___ Data listing ___

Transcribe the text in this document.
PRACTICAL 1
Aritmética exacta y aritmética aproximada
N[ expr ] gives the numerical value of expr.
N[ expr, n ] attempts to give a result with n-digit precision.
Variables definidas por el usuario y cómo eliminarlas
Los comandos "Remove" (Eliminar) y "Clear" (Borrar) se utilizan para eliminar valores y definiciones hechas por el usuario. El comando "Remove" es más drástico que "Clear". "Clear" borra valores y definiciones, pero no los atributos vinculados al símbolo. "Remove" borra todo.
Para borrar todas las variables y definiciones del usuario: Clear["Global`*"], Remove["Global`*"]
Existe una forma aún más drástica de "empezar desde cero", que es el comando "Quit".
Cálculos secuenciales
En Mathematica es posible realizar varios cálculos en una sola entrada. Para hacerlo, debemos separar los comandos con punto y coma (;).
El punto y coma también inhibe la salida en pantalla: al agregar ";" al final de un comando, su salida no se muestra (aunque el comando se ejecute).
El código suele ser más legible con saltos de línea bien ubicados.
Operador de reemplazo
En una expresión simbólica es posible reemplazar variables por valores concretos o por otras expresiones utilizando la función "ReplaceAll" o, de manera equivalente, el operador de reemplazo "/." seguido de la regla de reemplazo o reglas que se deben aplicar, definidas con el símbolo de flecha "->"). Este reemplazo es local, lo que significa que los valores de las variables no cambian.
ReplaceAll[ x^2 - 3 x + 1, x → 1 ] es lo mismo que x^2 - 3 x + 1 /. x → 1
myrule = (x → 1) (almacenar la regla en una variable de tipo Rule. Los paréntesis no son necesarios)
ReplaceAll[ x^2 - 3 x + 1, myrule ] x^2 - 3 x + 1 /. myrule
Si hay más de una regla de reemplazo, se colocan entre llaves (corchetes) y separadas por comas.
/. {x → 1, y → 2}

___

> [Your task] Report only the count of lines that include the string "usuario".

> [Written solution] 3